____ Raw data

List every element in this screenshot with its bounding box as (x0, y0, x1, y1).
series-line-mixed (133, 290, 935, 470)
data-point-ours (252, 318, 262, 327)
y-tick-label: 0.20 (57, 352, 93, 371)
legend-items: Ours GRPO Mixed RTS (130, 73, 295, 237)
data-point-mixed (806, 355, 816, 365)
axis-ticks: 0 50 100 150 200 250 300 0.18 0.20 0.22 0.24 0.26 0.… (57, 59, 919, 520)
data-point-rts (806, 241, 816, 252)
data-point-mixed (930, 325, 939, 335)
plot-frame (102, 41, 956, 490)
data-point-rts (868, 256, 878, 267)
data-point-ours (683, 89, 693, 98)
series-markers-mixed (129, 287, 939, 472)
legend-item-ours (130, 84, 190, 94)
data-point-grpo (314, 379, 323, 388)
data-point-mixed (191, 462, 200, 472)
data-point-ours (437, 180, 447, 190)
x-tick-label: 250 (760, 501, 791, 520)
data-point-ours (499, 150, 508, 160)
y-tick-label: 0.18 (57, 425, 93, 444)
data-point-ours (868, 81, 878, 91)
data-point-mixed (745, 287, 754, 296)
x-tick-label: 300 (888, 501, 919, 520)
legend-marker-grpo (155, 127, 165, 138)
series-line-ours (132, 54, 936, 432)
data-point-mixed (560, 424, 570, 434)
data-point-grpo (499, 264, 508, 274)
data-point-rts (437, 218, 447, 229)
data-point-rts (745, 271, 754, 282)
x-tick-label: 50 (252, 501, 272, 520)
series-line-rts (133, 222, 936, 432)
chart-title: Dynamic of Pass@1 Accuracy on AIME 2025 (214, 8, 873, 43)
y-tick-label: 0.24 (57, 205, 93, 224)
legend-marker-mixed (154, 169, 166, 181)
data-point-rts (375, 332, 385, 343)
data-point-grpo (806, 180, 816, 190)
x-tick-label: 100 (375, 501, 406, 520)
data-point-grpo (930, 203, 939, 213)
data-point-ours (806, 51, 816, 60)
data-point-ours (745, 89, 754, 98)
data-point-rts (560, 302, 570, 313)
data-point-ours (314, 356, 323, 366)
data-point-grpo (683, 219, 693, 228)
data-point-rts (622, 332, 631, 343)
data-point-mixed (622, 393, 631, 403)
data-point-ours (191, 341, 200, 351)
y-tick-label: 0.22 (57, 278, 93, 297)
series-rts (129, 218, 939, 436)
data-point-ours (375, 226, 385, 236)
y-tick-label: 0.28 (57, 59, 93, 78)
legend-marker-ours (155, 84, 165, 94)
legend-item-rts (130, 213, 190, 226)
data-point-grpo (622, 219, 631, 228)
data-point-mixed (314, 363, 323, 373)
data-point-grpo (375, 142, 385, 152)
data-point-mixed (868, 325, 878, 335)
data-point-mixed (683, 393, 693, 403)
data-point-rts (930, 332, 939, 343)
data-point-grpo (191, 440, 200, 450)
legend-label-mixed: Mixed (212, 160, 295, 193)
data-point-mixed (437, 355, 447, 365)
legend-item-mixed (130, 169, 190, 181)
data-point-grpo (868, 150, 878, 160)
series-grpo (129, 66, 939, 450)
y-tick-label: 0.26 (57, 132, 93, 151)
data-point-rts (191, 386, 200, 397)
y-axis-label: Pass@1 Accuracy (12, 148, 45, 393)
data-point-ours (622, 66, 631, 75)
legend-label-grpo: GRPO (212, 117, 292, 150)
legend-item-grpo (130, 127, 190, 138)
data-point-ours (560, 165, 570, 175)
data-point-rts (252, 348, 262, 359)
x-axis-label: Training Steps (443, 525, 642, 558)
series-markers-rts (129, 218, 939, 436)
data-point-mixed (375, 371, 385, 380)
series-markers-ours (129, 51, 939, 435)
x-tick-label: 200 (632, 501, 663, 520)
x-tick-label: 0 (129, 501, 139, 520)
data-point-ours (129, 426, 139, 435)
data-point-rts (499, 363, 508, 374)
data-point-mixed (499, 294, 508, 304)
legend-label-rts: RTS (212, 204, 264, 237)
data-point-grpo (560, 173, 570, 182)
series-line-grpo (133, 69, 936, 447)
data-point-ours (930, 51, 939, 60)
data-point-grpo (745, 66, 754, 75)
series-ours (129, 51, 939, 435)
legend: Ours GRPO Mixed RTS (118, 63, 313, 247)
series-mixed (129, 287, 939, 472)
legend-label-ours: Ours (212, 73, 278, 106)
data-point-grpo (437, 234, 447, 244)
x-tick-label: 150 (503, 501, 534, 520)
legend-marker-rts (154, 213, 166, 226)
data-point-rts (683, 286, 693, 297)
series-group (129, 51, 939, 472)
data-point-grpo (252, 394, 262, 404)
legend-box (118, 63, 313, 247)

________

**Task directions**. Rename "plot-frame" to "plot-area" throughout the material above, and leave every other part of every line unchanged.

**Response to the task**.
List every element in this screenshot with its bounding box as (x0, y0, x1, y1).
series-line-mixed (133, 290, 935, 470)
data-point-ours (252, 318, 262, 327)
y-tick-label: 0.20 (57, 352, 93, 371)
legend-items: Ours GRPO Mixed RTS (130, 73, 295, 237)
data-point-mixed (806, 355, 816, 365)
axis-ticks: 0 50 100 150 200 250 300 0.18 0.20 0.22 0.24 0.26 0.… (57, 59, 919, 520)
data-point-rts (806, 241, 816, 252)
data-point-mixed (930, 325, 939, 335)
plot-area (102, 41, 956, 490)
data-point-rts (868, 256, 878, 267)
data-point-ours (683, 89, 693, 98)
series-markers-mixed (129, 287, 939, 472)
legend-item-ours (130, 84, 190, 94)
data-point-grpo (314, 379, 323, 388)
data-point-mixed (191, 462, 200, 472)
data-point-ours (437, 180, 447, 190)
x-tick-label: 250 (760, 501, 791, 520)
data-point-ours (499, 150, 508, 160)
y-tick-label: 0.18 (57, 425, 93, 444)
data-point-ours (868, 81, 878, 91)
data-point-mixed (745, 287, 754, 296)
x-tick-label: 300 (888, 501, 919, 520)
legend-marker-grpo (155, 127, 165, 138)
series-line-ours (132, 54, 936, 432)
data-point-mixed (560, 424, 570, 434)
data-point-grpo (499, 264, 508, 274)
data-point-rts (437, 218, 447, 229)
data-point-rts (745, 271, 754, 282)
x-tick-label: 50 (252, 501, 272, 520)
series-line-rts (133, 222, 936, 432)
chart-title: Dynamic of Pass@1 Accuracy on AIME 2025 (214, 8, 873, 43)
y-tick-label: 0.24 (57, 205, 93, 224)
legend-marker-mixed (154, 169, 166, 181)
data-point-rts (375, 332, 385, 343)
data-point-grpo (806, 180, 816, 190)
x-tick-label: 100 (375, 501, 406, 520)
data-point-grpo (930, 203, 939, 213)
data-point-ours (806, 51, 816, 60)
data-point-ours (745, 89, 754, 98)
data-point-rts (560, 302, 570, 313)
data-point-ours (314, 356, 323, 366)
data-point-grpo (683, 219, 693, 228)
data-point-rts (622, 332, 631, 343)
data-point-mixed (622, 393, 631, 403)
data-point-ours (191, 341, 200, 351)
y-tick-label: 0.22 (57, 278, 93, 297)
series-rts (129, 218, 939, 436)
data-point-ours (375, 226, 385, 236)
y-tick-label: 0.28 (57, 59, 93, 78)
legend-marker-ours (155, 84, 165, 94)
legend-item-rts (130, 213, 190, 226)
data-point-grpo (622, 219, 631, 228)
data-point-mixed (314, 363, 323, 373)
data-point-grpo (375, 142, 385, 152)
data-point-mixed (868, 325, 878, 335)
data-point-mixed (683, 393, 693, 403)
data-point-rts (930, 332, 939, 343)
data-point-grpo (191, 440, 200, 450)
legend-label-mixed: Mixed (212, 160, 295, 193)
data-point-mixed (437, 355, 447, 365)
legend-item-mixed (130, 169, 190, 181)
data-point-grpo (868, 150, 878, 160)
series-grpo (129, 66, 939, 450)
y-tick-label: 0.26 (57, 132, 93, 151)
data-point-rts (191, 386, 200, 397)
y-axis-label: Pass@1 Accuracy (12, 148, 45, 393)
data-point-ours (622, 66, 631, 75)
legend-label-grpo: GRPO (212, 117, 292, 150)
legend-item-grpo (130, 127, 190, 138)
data-point-ours (560, 165, 570, 175)
data-point-rts (252, 348, 262, 359)
x-axis-label: Training Steps (443, 525, 642, 558)
series-markers-rts (129, 218, 939, 436)
data-point-mixed (375, 371, 385, 380)
series-markers-ours (129, 51, 939, 435)
x-tick-label: 200 (632, 501, 663, 520)
x-tick-label: 0 (129, 501, 139, 520)
data-point-ours (129, 426, 139, 435)
data-point-rts (499, 363, 508, 374)
data-point-mixed (499, 294, 508, 304)
legend-label-rts: RTS (212, 204, 264, 237)
data-point-grpo (560, 173, 570, 182)
series-line-grpo (133, 69, 936, 447)
data-point-ours (930, 51, 939, 60)
data-point-grpo (745, 66, 754, 75)
series-ours (129, 51, 939, 435)
legend: Ours GRPO Mixed RTS (118, 63, 313, 247)
series-mixed (129, 287, 939, 472)
legend-label-ours: Ours (212, 73, 278, 106)
data-point-grpo (437, 234, 447, 244)
x-tick-label: 150 (503, 501, 534, 520)
legend-marker-rts (154, 213, 166, 226)
data-point-rts (683, 286, 693, 297)
series-group (129, 51, 939, 472)
data-point-grpo (252, 394, 262, 404)
legend-box (118, 63, 313, 247)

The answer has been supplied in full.